**EXTRACTED INFORMATION**:

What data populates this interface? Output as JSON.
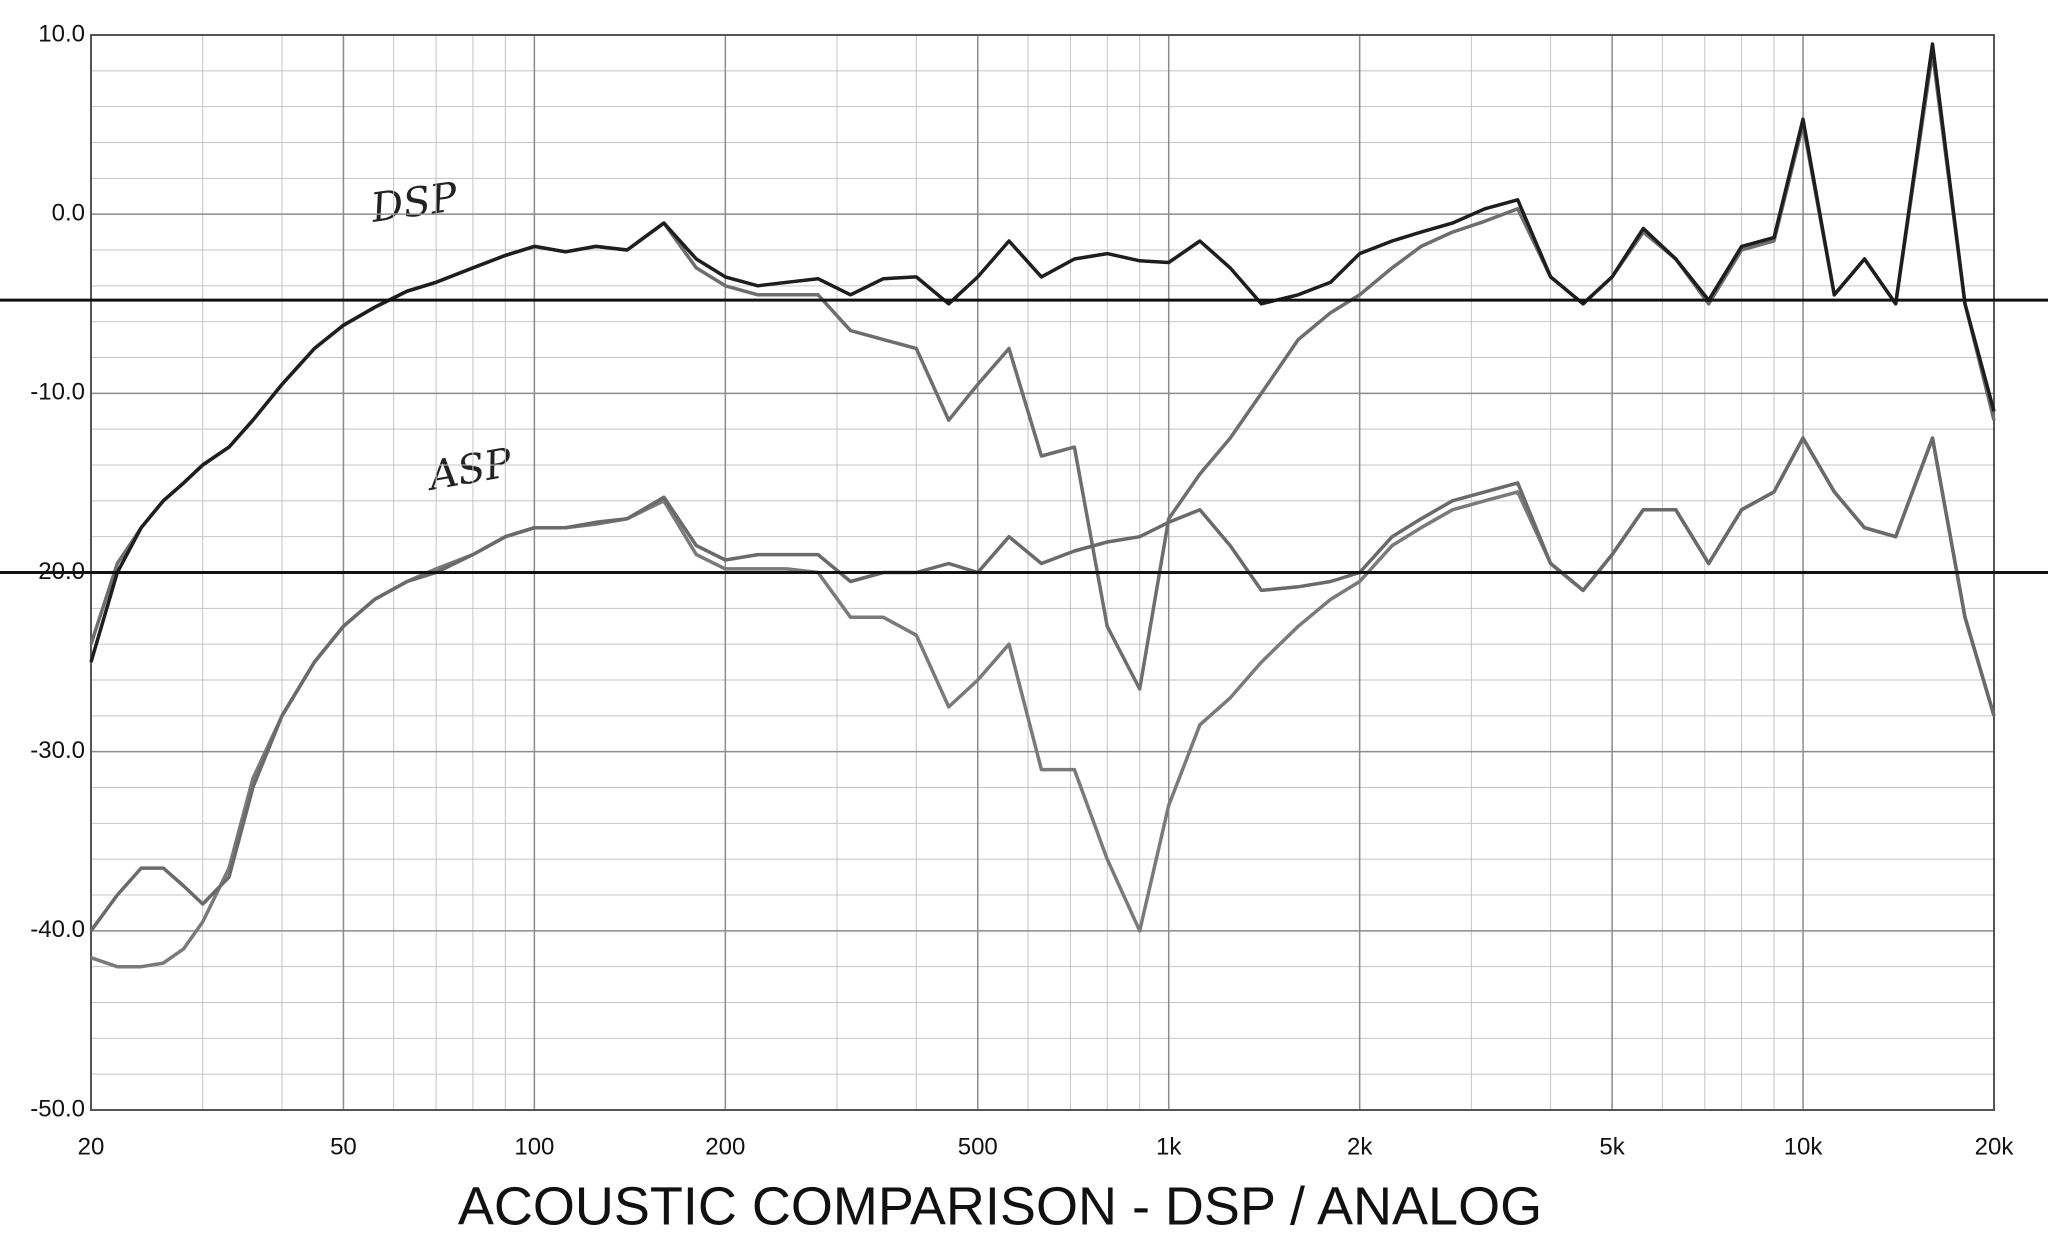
{
  "chart_data": {
    "type": "line",
    "title": "ACOUSTIC COMPARISON - DSP / ANALOG",
    "annotations": [
      "DSP",
      "ASP"
    ],
    "log_x": true,
    "grid": true,
    "xlim": [
      20,
      20000
    ],
    "xticks": [
      20,
      50,
      100,
      200,
      500,
      {
        "value": 1000,
        "label": "1k"
      },
      {
        "value": 2000,
        "label": "2k"
      },
      {
        "value": 5000,
        "label": "5k"
      },
      {
        "value": 10000,
        "label": "10k"
      },
      {
        "value": 20000,
        "label": "20k"
      }
    ],
    "ylim": [
      -50,
      10
    ],
    "yticks": [
      {
        "value": -50,
        "label": "-50.0"
      },
      {
        "value": -40,
        "label": "-40.0"
      },
      {
        "value": -30,
        "label": "-30.0"
      },
      {
        "value": -20,
        "label": "-20.0"
      },
      {
        "value": -10,
        "label": "-10.0"
      },
      {
        "value": 0,
        "label": "0.0"
      },
      {
        "value": 10,
        "label": "10.0"
      }
    ],
    "reference_lines": [
      -4.8,
      -20
    ],
    "x": [
      20,
      22,
      24,
      26,
      28,
      30,
      33,
      36,
      40,
      45,
      50,
      56,
      63,
      70,
      80,
      90,
      100,
      112,
      125,
      140,
      160,
      180,
      200,
      225,
      250,
      280,
      315,
      355,
      400,
      450,
      500,
      560,
      630,
      710,
      800,
      900,
      1000,
      1120,
      1250,
      1400,
      1600,
      1800,
      2000,
      2250,
      2500,
      2800,
      3150,
      3550,
      4000,
      4500,
      5000,
      5600,
      6300,
      7100,
      8000,
      9000,
      10000,
      11200,
      12500,
      14000,
      16000,
      18000,
      20000
    ],
    "series": [
      {
        "color": "#1e1e1e",
        "values": [
          -25,
          -20,
          -17.5,
          -16,
          -15,
          -14,
          -13,
          -11.5,
          -9.5,
          -7.5,
          -6.2,
          -5.2,
          -4.3,
          -3.8,
          -3,
          -2.3,
          -1.8,
          -2.1,
          -1.8,
          -2,
          -0.5,
          -2.5,
          -3.5,
          -4,
          -3.8,
          -3.6,
          -4.5,
          -3.6,
          -3.5,
          -5,
          -3.5,
          -1.5,
          -3.5,
          -2.5,
          -2.2,
          -2.6,
          -2.7,
          -1.5,
          -3,
          -5,
          -4.5,
          -3.8,
          -2.2,
          -1.5,
          -1,
          -0.5,
          0.3,
          0.8,
          -3.5,
          -5,
          -3.5,
          -0.8,
          -2.5,
          -4.8,
          -1.8,
          -1.3,
          5.3,
          -4.5,
          -2.5,
          -5,
          9.5,
          -5,
          -11
        ]
      },
      {
        "color": "#6e6e6e",
        "values": [
          -24,
          -19.5,
          -17.5,
          -16,
          -15,
          -14,
          -13,
          -11.5,
          -9.5,
          -7.5,
          -6.2,
          -5.2,
          -4.3,
          -3.8,
          -3,
          -2.3,
          -1.8,
          -2.1,
          -1.8,
          -2,
          -0.5,
          -3,
          -4,
          -4.5,
          -4.5,
          -4.5,
          -6.5,
          -7,
          -7.5,
          -11.5,
          -9.5,
          -7.5,
          -13.5,
          -13,
          -23,
          -26.5,
          -17,
          -14.5,
          -12.5,
          -10,
          -7,
          -5.5,
          -4.5,
          -3,
          -1.8,
          -1,
          -0.4,
          0.3,
          -3.5,
          -5,
          -3.5,
          -1,
          -2.5,
          -5,
          -2,
          -1.5,
          5,
          -4.5,
          -2.5,
          -5,
          9,
          -5,
          -11.5
        ]
      },
      {
        "color": "#6a6a6a",
        "values": [
          -40,
          -38,
          -36.5,
          -36.5,
          -37.5,
          -38.5,
          -37,
          -32,
          -28,
          -25,
          -23,
          -21.5,
          -20.5,
          -20,
          -19,
          -18,
          -17.5,
          -17.5,
          -17.2,
          -17,
          -15.8,
          -18.5,
          -19.3,
          -19,
          -19,
          -19,
          -20.5,
          -20,
          -20,
          -19.5,
          -20,
          -18,
          -19.5,
          -18.8,
          -18.3,
          -18,
          -17.2,
          -16.5,
          -18.5,
          -21,
          -20.8,
          -20.5,
          -20,
          -18,
          -17,
          -16,
          -15.5,
          -15,
          -19.5,
          -21,
          -19,
          -16.5,
          -16.5,
          -19.5,
          -16.5,
          -15.5,
          -12.5,
          -15.5,
          -17.5,
          -18,
          -12.5,
          -22.5,
          -28
        ]
      },
      {
        "color": "#7a7a7a",
        "values": [
          -41.5,
          -42,
          -42,
          -41.8,
          -41,
          -39.5,
          -36.5,
          -31.5,
          -28,
          -25,
          -23,
          -21.5,
          -20.5,
          -19.8,
          -19,
          -18,
          -17.5,
          -17.5,
          -17.3,
          -17,
          -16,
          -19,
          -19.8,
          -19.8,
          -19.8,
          -20,
          -22.5,
          -22.5,
          -23.5,
          -27.5,
          -26,
          -24,
          -31,
          -31,
          -36,
          -40,
          -33,
          -28.5,
          -27,
          -25,
          -23,
          -21.5,
          -20.5,
          -18.5,
          -17.5,
          -16.5,
          -16,
          -15.5,
          -19.5,
          -21,
          -19,
          -16.5,
          -16.5,
          -19.5,
          -16.5,
          -15.5,
          -12.5,
          -15.5,
          -17.5,
          -18,
          -12.5,
          -22.5,
          -28
        ]
      }
    ]
  }
}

**TASK PROMPT**: Copy each line above precisely, dropping the pictures.

**FINAL RESULT**:
What data populates this interface? Output as JSON.
{
  "chart_data": {
    "type": "line",
    "title": "ACOUSTIC COMPARISON - DSP / ANALOG",
    "annotations": [
      "DSP",
      "ASP"
    ],
    "log_x": true,
    "grid": true,
    "xlim": [
      20,
      20000
    ],
    "xticks": [
      20,
      50,
      100,
      200,
      500,
      {
        "value": 1000,
        "label": "1k"
      },
      {
        "value": 2000,
        "label": "2k"
      },
      {
        "value": 5000,
        "label": "5k"
      },
      {
        "value": 10000,
        "label": "10k"
      },
      {
        "value": 20000,
        "label": "20k"
      }
    ],
    "ylim": [
      -50,
      10
    ],
    "yticks": [
      {
        "value": -50,
        "label": "-50.0"
      },
      {
        "value": -40,
        "label": "-40.0"
      },
      {
        "value": -30,
        "label": "-30.0"
      },
      {
        "value": -20,
        "label": "-20.0"
      },
      {
        "value": -10,
        "label": "-10.0"
      },
      {
        "value": 0,
        "label": "0.0"
      },
      {
        "value": 10,
        "label": "10.0"
      }
    ],
    "reference_lines": [
      -4.8,
      -20
    ],
    "x": [
      20,
      22,
      24,
      26,
      28,
      30,
      33,
      36,
      40,
      45,
      50,
      56,
      63,
      70,
      80,
      90,
      100,
      112,
      125,
      140,
      160,
      180,
      200,
      225,
      250,
      280,
      315,
      355,
      400,
      450,
      500,
      560,
      630,
      710,
      800,
      900,
      1000,
      1120,
      1250,
      1400,
      1600,
      1800,
      2000,
      2250,
      2500,
      2800,
      3150,
      3550,
      4000,
      4500,
      5000,
      5600,
      6300,
      7100,
      8000,
      9000,
      10000,
      11200,
      12500,
      14000,
      16000,
      18000,
      20000
    ],
    "series": [
      {
        "color": "#1e1e1e",
        "values": [
          -25,
          -20,
          -17.5,
          -16,
          -15,
          -14,
          -13,
          -11.5,
          -9.5,
          -7.5,
          -6.2,
          -5.2,
          -4.3,
          -3.8,
          -3,
          -2.3,
          -1.8,
          -2.1,
          -1.8,
          -2,
          -0.5,
          -2.5,
          -3.5,
          -4,
          -3.8,
          -3.6,
          -4.5,
          -3.6,
          -3.5,
          -5,
          -3.5,
          -1.5,
          -3.5,
          -2.5,
          -2.2,
          -2.6,
          -2.7,
          -1.5,
          -3,
          -5,
          -4.5,
          -3.8,
          -2.2,
          -1.5,
          -1,
          -0.5,
          0.3,
          0.8,
          -3.5,
          -5,
          -3.5,
          -0.8,
          -2.5,
          -4.8,
          -1.8,
          -1.3,
          5.3,
          -4.5,
          -2.5,
          -5,
          9.5,
          -5,
          -11
        ]
      },
      {
        "color": "#6e6e6e",
        "values": [
          -24,
          -19.5,
          -17.5,
          -16,
          -15,
          -14,
          -13,
          -11.5,
          -9.5,
          -7.5,
          -6.2,
          -5.2,
          -4.3,
          -3.8,
          -3,
          -2.3,
          -1.8,
          -2.1,
          -1.8,
          -2,
          -0.5,
          -3,
          -4,
          -4.5,
          -4.5,
          -4.5,
          -6.5,
          -7,
          -7.5,
          -11.5,
          -9.5,
          -7.5,
          -13.5,
          -13,
          -23,
          -26.5,
          -17,
          -14.5,
          -12.5,
          -10,
          -7,
          -5.5,
          -4.5,
          -3,
          -1.8,
          -1,
          -0.4,
          0.3,
          -3.5,
          -5,
          -3.5,
          -1,
          -2.5,
          -5,
          -2,
          -1.5,
          5,
          -4.5,
          -2.5,
          -5,
          9,
          -5,
          -11.5
        ]
      },
      {
        "color": "#6a6a6a",
        "values": [
          -40,
          -38,
          -36.5,
          -36.5,
          -37.5,
          -38.5,
          -37,
          -32,
          -28,
          -25,
          -23,
          -21.5,
          -20.5,
          -20,
          -19,
          -18,
          -17.5,
          -17.5,
          -17.2,
          -17,
          -15.8,
          -18.5,
          -19.3,
          -19,
          -19,
          -19,
          -20.5,
          -20,
          -20,
          -19.5,
          -20,
          -18,
          -19.5,
          -18.8,
          -18.3,
          -18,
          -17.2,
          -16.5,
          -18.5,
          -21,
          -20.8,
          -20.5,
          -20,
          -18,
          -17,
          -16,
          -15.5,
          -15,
          -19.5,
          -21,
          -19,
          -16.5,
          -16.5,
          -19.5,
          -16.5,
          -15.5,
          -12.5,
          -15.5,
          -17.5,
          -18,
          -12.5,
          -22.5,
          -28
        ]
      },
      {
        "color": "#7a7a7a",
        "values": [
          -41.5,
          -42,
          -42,
          -41.8,
          -41,
          -39.5,
          -36.5,
          -31.5,
          -28,
          -25,
          -23,
          -21.5,
          -20.5,
          -19.8,
          -19,
          -18,
          -17.5,
          -17.5,
          -17.3,
          -17,
          -16,
          -19,
          -19.8,
          -19.8,
          -19.8,
          -20,
          -22.5,
          -22.5,
          -23.5,
          -27.5,
          -26,
          -24,
          -31,
          -31,
          -36,
          -40,
          -33,
          -28.5,
          -27,
          -25,
          -23,
          -21.5,
          -20.5,
          -18.5,
          -17.5,
          -16.5,
          -16,
          -15.5,
          -19.5,
          -21,
          -19,
          -16.5,
          -16.5,
          -19.5,
          -16.5,
          -15.5,
          -12.5,
          -15.5,
          -17.5,
          -18,
          -12.5,
          -22.5,
          -28
        ]
      }
    ]
  }
}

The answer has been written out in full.